Aim of the exercise
Which lines in the records below contain the word "création"? Copy each one out.

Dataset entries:
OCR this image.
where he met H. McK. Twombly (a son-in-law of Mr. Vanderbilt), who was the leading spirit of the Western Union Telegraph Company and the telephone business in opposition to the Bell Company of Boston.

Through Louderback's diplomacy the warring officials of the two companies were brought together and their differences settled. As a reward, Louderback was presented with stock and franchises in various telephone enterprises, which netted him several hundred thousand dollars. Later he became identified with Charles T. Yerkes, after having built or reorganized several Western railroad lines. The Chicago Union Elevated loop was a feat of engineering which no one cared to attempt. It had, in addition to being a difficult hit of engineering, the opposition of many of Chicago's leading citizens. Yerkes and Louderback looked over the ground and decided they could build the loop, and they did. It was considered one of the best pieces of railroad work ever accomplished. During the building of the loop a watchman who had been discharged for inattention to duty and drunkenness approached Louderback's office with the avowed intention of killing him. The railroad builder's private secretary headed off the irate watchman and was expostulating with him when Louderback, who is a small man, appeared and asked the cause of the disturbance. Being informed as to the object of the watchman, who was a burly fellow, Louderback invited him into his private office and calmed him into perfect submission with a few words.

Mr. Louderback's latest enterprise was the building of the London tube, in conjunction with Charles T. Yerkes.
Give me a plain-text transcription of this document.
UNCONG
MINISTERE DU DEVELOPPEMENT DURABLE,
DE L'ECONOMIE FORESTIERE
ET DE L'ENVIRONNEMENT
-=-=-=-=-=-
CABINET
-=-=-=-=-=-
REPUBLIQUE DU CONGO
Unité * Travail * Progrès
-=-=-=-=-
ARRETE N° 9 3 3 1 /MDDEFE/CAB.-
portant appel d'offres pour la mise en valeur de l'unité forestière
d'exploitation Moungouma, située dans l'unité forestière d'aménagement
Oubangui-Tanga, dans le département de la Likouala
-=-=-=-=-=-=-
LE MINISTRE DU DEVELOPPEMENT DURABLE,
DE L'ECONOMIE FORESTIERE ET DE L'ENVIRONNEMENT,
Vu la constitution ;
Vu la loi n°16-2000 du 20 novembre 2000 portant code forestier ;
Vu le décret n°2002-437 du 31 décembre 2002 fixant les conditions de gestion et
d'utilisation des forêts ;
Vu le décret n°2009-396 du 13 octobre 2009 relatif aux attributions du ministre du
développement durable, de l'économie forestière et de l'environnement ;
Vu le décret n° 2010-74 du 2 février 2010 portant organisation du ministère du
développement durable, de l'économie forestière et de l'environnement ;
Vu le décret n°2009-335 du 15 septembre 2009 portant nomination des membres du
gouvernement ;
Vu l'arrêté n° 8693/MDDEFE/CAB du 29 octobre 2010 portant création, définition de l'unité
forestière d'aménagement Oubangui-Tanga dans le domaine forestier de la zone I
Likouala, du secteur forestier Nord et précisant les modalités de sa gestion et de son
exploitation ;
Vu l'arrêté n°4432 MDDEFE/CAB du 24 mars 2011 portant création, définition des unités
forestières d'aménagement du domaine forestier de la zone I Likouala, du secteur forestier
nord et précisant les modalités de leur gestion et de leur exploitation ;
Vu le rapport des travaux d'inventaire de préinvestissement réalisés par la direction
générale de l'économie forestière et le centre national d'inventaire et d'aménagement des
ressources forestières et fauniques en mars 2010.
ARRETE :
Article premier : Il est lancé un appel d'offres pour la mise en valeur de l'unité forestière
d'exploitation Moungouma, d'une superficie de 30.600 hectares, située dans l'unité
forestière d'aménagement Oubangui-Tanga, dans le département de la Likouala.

Output for this task
Vu l'arrêté n° 8693/MDDEFE/CAB du 29 octobre 2010 portant création, définition de l'unité
Vu l'arrêté n°4432 MDDEFE/CAB du 24 mars 2011 portant création, définition des unités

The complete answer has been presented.